* start Given data *

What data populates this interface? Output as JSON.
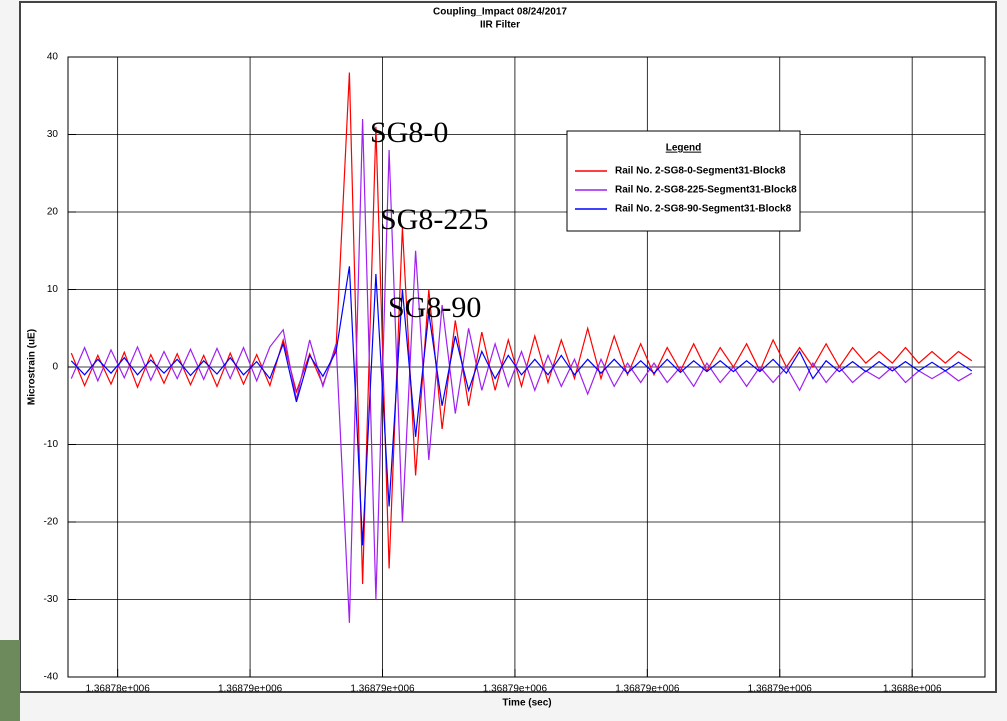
{
  "chart_data": {
    "type": "line",
    "title": "Coupling_Impact 08/24/2017",
    "subtitle": "IIR Filter",
    "x_label": "Time (sec)",
    "y_label": "Microstrain (uE)",
    "legend_title": "Legend",
    "legend": "upper right",
    "grid": true,
    "xlim": [
      1368783.25,
      1368797.1
    ],
    "ylim": [
      -40,
      40
    ],
    "xticks": [
      {
        "value": 1368784,
        "label": "1.36878e+006"
      },
      {
        "value": 1368786,
        "label": "1.36879e+006"
      },
      {
        "value": 1368788,
        "label": "1.36879e+006"
      },
      {
        "value": 1368790,
        "label": "1.36879e+006"
      },
      {
        "value": 1368792,
        "label": "1.36879e+006"
      },
      {
        "value": 1368794,
        "label": "1.36879e+006"
      },
      {
        "value": 1368796,
        "label": "1.3688e+006"
      }
    ],
    "yticks": [
      -40,
      -30,
      -20,
      -10,
      0,
      10,
      20,
      30,
      40
    ],
    "x": [
      1368783.3,
      1368783.5,
      1368783.7,
      1368783.9,
      1368784.1,
      1368784.3,
      1368784.5,
      1368784.7,
      1368784.9,
      1368785.1,
      1368785.3,
      1368785.5,
      1368785.7,
      1368785.9,
      1368786.1,
      1368786.3,
      1368786.5,
      1368786.7,
      1368786.9,
      1368787.1,
      1368787.3,
      1368787.5,
      1368787.7,
      1368787.9,
      1368788.1,
      1368788.3,
      1368788.5,
      1368788.7,
      1368788.9,
      1368789.1,
      1368789.3,
      1368789.5,
      1368789.7,
      1368789.9,
      1368790.1,
      1368790.3,
      1368790.5,
      1368790.7,
      1368790.9,
      1368791.1,
      1368791.3,
      1368791.5,
      1368791.7,
      1368791.9,
      1368792.1,
      1368792.3,
      1368792.5,
      1368792.7,
      1368792.9,
      1368793.1,
      1368793.3,
      1368793.5,
      1368793.7,
      1368793.9,
      1368794.1,
      1368794.3,
      1368794.5,
      1368794.7,
      1368794.9,
      1368795.1,
      1368795.3,
      1368795.5,
      1368795.7,
      1368795.9,
      1368796.1,
      1368796.3,
      1368796.5,
      1368796.7,
      1368796.9
    ],
    "series": [
      {
        "name": "Rail No. 2-SG8-0-Segment31-Block8",
        "color": "#ff0000",
        "values": [
          1.8,
          -2.4,
          1.5,
          -2.2,
          1.9,
          -2.6,
          1.6,
          -2.1,
          1.7,
          -2.3,
          1.5,
          -2.5,
          1.8,
          -2.2,
          1.6,
          -2.4,
          3.5,
          -3.2,
          1.7,
          -2.3,
          2.5,
          38,
          -28,
          31,
          -26,
          18,
          -14,
          10,
          -8,
          6,
          -5,
          4.5,
          -3,
          3.5,
          -2.5,
          4,
          -2,
          3.5,
          -1.5,
          5,
          -1.5,
          4,
          -1,
          3,
          -1,
          2.5,
          -0.5,
          3,
          -0.5,
          2.5,
          0,
          3,
          -0.5,
          3.5,
          0,
          2.5,
          0,
          3,
          0,
          2.5,
          0.5,
          2,
          0.5,
          2.5,
          0.5,
          2,
          0.5,
          2,
          0.8
        ]
      },
      {
        "name": "Rail No. 2-SG8-225-Segment31-Block8",
        "color": "#a020f0",
        "values": [
          -1.5,
          2.5,
          -1.8,
          2.2,
          -1.4,
          2.6,
          -1.7,
          2,
          -1.5,
          2.3,
          -1.6,
          2.4,
          -1.5,
          2.5,
          -1.8,
          2.6,
          4.8,
          -4.2,
          3.5,
          -2.5,
          3,
          -33,
          32,
          -30,
          28,
          -20,
          15,
          -12,
          8,
          -6,
          5,
          -3,
          3,
          -2.5,
          2,
          -3,
          1.5,
          -2.5,
          1,
          -3.5,
          1,
          -2.5,
          0.5,
          -2,
          0.5,
          -2,
          0,
          -2.5,
          0.5,
          -2,
          0,
          -2.5,
          0,
          -2,
          0,
          -3,
          0.5,
          -2,
          0,
          -2,
          -0.5,
          -1.5,
          0,
          -2,
          -0.5,
          -1.5,
          -0.5,
          -1.8,
          -0.8
        ]
      },
      {
        "name": "Rail No. 2-SG8-90-Segment31-Block8",
        "color": "#0000ff",
        "values": [
          0.8,
          -1,
          1,
          -0.8,
          1.2,
          -1,
          0.9,
          -0.8,
          1,
          -1.1,
          0.8,
          -0.9,
          1.2,
          -1,
          0.7,
          -1.5,
          3,
          -4.5,
          1.5,
          -1.2,
          2,
          13,
          -23,
          12,
          -18,
          10,
          -9,
          7,
          -5,
          4,
          -3,
          2,
          -1.5,
          1.5,
          -1,
          1,
          -1,
          1.5,
          -1,
          1,
          -0.8,
          1,
          -0.8,
          0.8,
          -0.8,
          1,
          -0.7,
          0.8,
          -0.6,
          0.8,
          -0.6,
          0.8,
          -0.6,
          1,
          -0.8,
          2,
          -1.5,
          0.8,
          -0.6,
          0.7,
          -0.6,
          0.7,
          -0.5,
          0.7,
          -0.5,
          0.6,
          -0.5,
          0.6,
          -0.5
        ]
      }
    ],
    "annotations": [
      {
        "text": "SG8-0",
        "color": "#c00000"
      },
      {
        "text": "SG8-225",
        "color": "#d040d0"
      },
      {
        "text": "SG8-90",
        "color": "#1010e0"
      }
    ]
  }
}
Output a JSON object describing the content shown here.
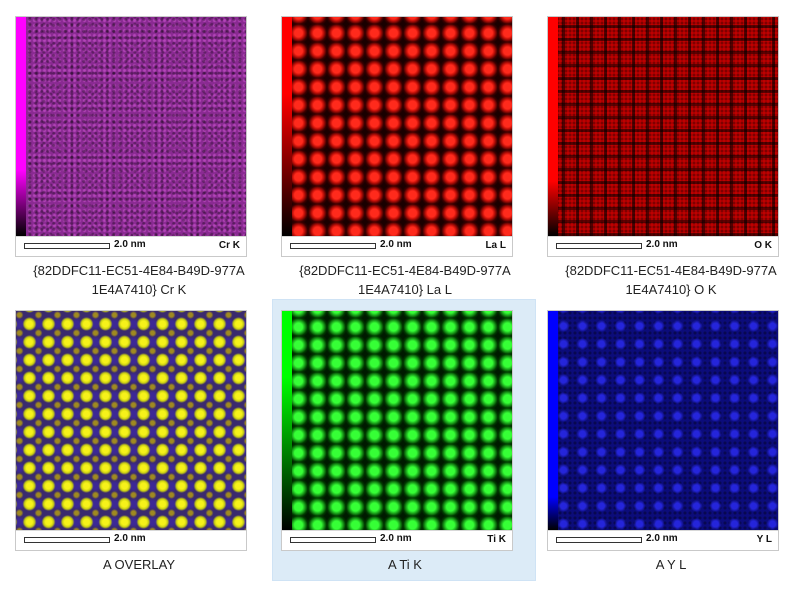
{
  "tiles": [
    {
      "scale": "2.0 nm",
      "channel": "Cr K",
      "caption_line1": "{82DDFC11-EC51-4E84-B49D-977A",
      "caption_line2": "1E4A7410} Cr K",
      "selected": false,
      "colors": {
        "map": "#8a2a92",
        "side": "#ff00ff"
      }
    },
    {
      "scale": "2.0 nm",
      "channel": "La L",
      "caption_line1": "{82DDFC11-EC51-4E84-B49D-977A",
      "caption_line2": "1E4A7410} La L",
      "selected": false,
      "colors": {
        "map": "#ff2a1c",
        "side": "#ff0000"
      }
    },
    {
      "scale": "2.0 nm",
      "channel": "O K",
      "caption_line1": "{82DDFC11-EC51-4E84-B49D-977A",
      "caption_line2": "1E4A7410} O K",
      "selected": false,
      "colors": {
        "map": "#c20000",
        "side": "#ff0000"
      }
    },
    {
      "scale": "2.0 nm",
      "channel": "",
      "caption_line1": "A OVERLAY",
      "caption_line2": "",
      "selected": false,
      "colors": {
        "map": "#f6f21a",
        "side": ""
      }
    },
    {
      "scale": "2.0 nm",
      "channel": "Ti K",
      "caption_line1": "A Ti K",
      "caption_line2": "",
      "selected": true,
      "colors": {
        "map": "#36ff36",
        "side": "#00ff00",
        "selection": "#dcebf7"
      }
    },
    {
      "scale": "2.0 nm",
      "channel": "Y L",
      "caption_line1": "A Y L",
      "caption_line2": "",
      "selected": false,
      "colors": {
        "map": "#2828e6",
        "side": "#0000ff"
      }
    }
  ]
}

* end Given data *

Your job is to transcribe the entries above exactly; skip the pictures.

What data populates this interface? Output as JSON.
{
  "chart_data": {
    "type": "line",
    "title": "Coupling_Impact 08/24/2017",
    "subtitle": "IIR Filter",
    "x_label": "Time (sec)",
    "y_label": "Microstrain (uE)",
    "legend_title": "Legend",
    "legend": "upper right",
    "grid": true,
    "xlim": [
      1368783.25,
      1368797.1
    ],
    "ylim": [
      -40,
      40
    ],
    "xticks": [
      {
        "value": 1368784,
        "label": "1.36878e+006"
      },
      {
        "value": 1368786,
        "label": "1.36879e+006"
      },
      {
        "value": 1368788,
        "label": "1.36879e+006"
      },
      {
        "value": 1368790,
        "label": "1.36879e+006"
      },
      {
        "value": 1368792,
        "label": "1.36879e+006"
      },
      {
        "value": 1368794,
        "label": "1.36879e+006"
      },
      {
        "value": 1368796,
        "label": "1.3688e+006"
      }
    ],
    "yticks": [
      -40,
      -30,
      -20,
      -10,
      0,
      10,
      20,
      30,
      40
    ],
    "x": [
      1368783.3,
      1368783.5,
      1368783.7,
      1368783.9,
      1368784.1,
      1368784.3,
      1368784.5,
      1368784.7,
      1368784.9,
      1368785.1,
      1368785.3,
      1368785.5,
      1368785.7,
      1368785.9,
      1368786.1,
      1368786.3,
      1368786.5,
      1368786.7,
      1368786.9,
      1368787.1,
      1368787.3,
      1368787.5,
      1368787.7,
      1368787.9,
      1368788.1,
      1368788.3,
      1368788.5,
      1368788.7,
      1368788.9,
      1368789.1,
      1368789.3,
      1368789.5,
      1368789.7,
      1368789.9,
      1368790.1,
      1368790.3,
      1368790.5,
      1368790.7,
      1368790.9,
      1368791.1,
      1368791.3,
      1368791.5,
      1368791.7,
      1368791.9,
      1368792.1,
      1368792.3,
      1368792.5,
      1368792.7,
      1368792.9,
      1368793.1,
      1368793.3,
      1368793.5,
      1368793.7,
      1368793.9,
      1368794.1,
      1368794.3,
      1368794.5,
      1368794.7,
      1368794.9,
      1368795.1,
      1368795.3,
      1368795.5,
      1368795.7,
      1368795.9,
      1368796.1,
      1368796.3,
      1368796.5,
      1368796.7,
      1368796.9
    ],
    "series": [
      {
        "name": "Rail No. 2-SG8-0-Segment31-Block8",
        "color": "#ff0000",
        "values": [
          1.8,
          -2.4,
          1.5,
          -2.2,
          1.9,
          -2.6,
          1.6,
          -2.1,
          1.7,
          -2.3,
          1.5,
          -2.5,
          1.8,
          -2.2,
          1.6,
          -2.4,
          3.5,
          -3.2,
          1.7,
          -2.3,
          2.5,
          38,
          -28,
          31,
          -26,
          18,
          -14,
          10,
          -8,
          6,
          -5,
          4.5,
          -3,
          3.5,
          -2.5,
          4,
          -2,
          3.5,
          -1.5,
          5,
          -1.5,
          4,
          -1,
          3,
          -1,
          2.5,
          -0.5,
          3,
          -0.5,
          2.5,
          0,
          3,
          -0.5,
          3.5,
          0,
          2.5,
          0,
          3,
          0,
          2.5,
          0.5,
          2,
          0.5,
          2.5,
          0.5,
          2,
          0.5,
          2,
          0.8
        ]
      },
      {
        "name": "Rail No. 2-SG8-225-Segment31-Block8",
        "color": "#a020f0",
        "values": [
          -1.5,
          2.5,
          -1.8,
          2.2,
          -1.4,
          2.6,
          -1.7,
          2,
          -1.5,
          2.3,
          -1.6,
          2.4,
          -1.5,
          2.5,
          -1.8,
          2.6,
          4.8,
          -4.2,
          3.5,
          -2.5,
          3,
          -33,
          32,
          -30,
          28,
          -20,
          15,
          -12,
          8,
          -6,
          5,
          -3,
          3,
          -2.5,
          2,
          -3,
          1.5,
          -2.5,
          1,
          -3.5,
          1,
          -2.5,
          0.5,
          -2,
          0.5,
          -2,
          0,
          -2.5,
          0.5,
          -2,
          0,
          -2.5,
          0,
          -2,
          0,
          -3,
          0.5,
          -2,
          0,
          -2,
          -0.5,
          -1.5,
          0,
          -2,
          -0.5,
          -1.5,
          -0.5,
          -1.8,
          -0.8
        ]
      },
      {
        "name": "Rail No. 2-SG8-90-Segment31-Block8",
        "color": "#0000ff",
        "values": [
          0.8,
          -1,
          1,
          -0.8,
          1.2,
          -1,
          0.9,
          -0.8,
          1,
          -1.1,
          0.8,
          -0.9,
          1.2,
          -1,
          0.7,
          -1.5,
          3,
          -4.5,
          1.5,
          -1.2,
          2,
          13,
          -23,
          12,
          -18,
          10,
          -9,
          7,
          -5,
          4,
          -3,
          2,
          -1.5,
          1.5,
          -1,
          1,
          -1,
          1.5,
          -1,
          1,
          -0.8,
          1,
          -0.8,
          0.8,
          -0.8,
          1,
          -0.7,
          0.8,
          -0.6,
          0.8,
          -0.6,
          0.8,
          -0.6,
          1,
          -0.8,
          2,
          -1.5,
          0.8,
          -0.6,
          0.7,
          -0.6,
          0.7,
          -0.5,
          0.7,
          -0.5,
          0.6,
          -0.5,
          0.6,
          -0.5
        ]
      }
    ],
    "annotations": [
      {
        "text": "SG8-0",
        "color": "#c00000"
      },
      {
        "text": "SG8-225",
        "color": "#d040d0"
      },
      {
        "text": "SG8-90",
        "color": "#1010e0"
      }
    ]
  }
}
Output a JSON object describing the content shown here.
{
  "tiles": [
    {
      "scale": "2.0 nm",
      "channel": "Cr K",
      "caption_line1": "{82DDFC11-EC51-4E84-B49D-977A",
      "caption_line2": "1E4A7410} Cr K",
      "selected": false,
      "colors": {
        "map": "#8a2a92",
        "side": "#ff00ff"
      }
    },
    {
      "scale": "2.0 nm",
      "channel": "La L",
      "caption_line1": "{82DDFC11-EC51-4E84-B49D-977A",
      "caption_line2": "1E4A7410} La L",
      "selected": false,
      "colors": {
        "map": "#ff2a1c",
        "side": "#ff0000"
      }
    },
    {
      "scale": "2.0 nm",
      "channel": "O K",
      "caption_line1": "{82DDFC11-EC51-4E84-B49D-977A",
      "caption_line2": "1E4A7410} O K",
      "selected": false,
      "colors": {
        "map": "#c20000",
        "side": "#ff0000"
      }
    },
    {
      "scale": "2.0 nm",
      "channel": "",
      "caption_line1": "A OVERLAY",
      "caption_line2": "",
      "selected": false,
      "colors": {
        "map": "#f6f21a",
        "side": ""
      }
    },
    {
      "scale": "2.0 nm",
      "channel": "Ti K",
      "caption_line1": "A Ti K",
      "caption_line2": "",
      "selected": true,
      "colors": {
        "map": "#36ff36",
        "side": "#00ff00",
        "selection": "#dcebf7"
      }
    },
    {
      "scale": "2.0 nm",
      "channel": "Y L",
      "caption_line1": "A Y L",
      "caption_line2": "",
      "selected": false,
      "colors": {
        "map": "#2828e6",
        "side": "#0000ff"
      }
    }
  ]
}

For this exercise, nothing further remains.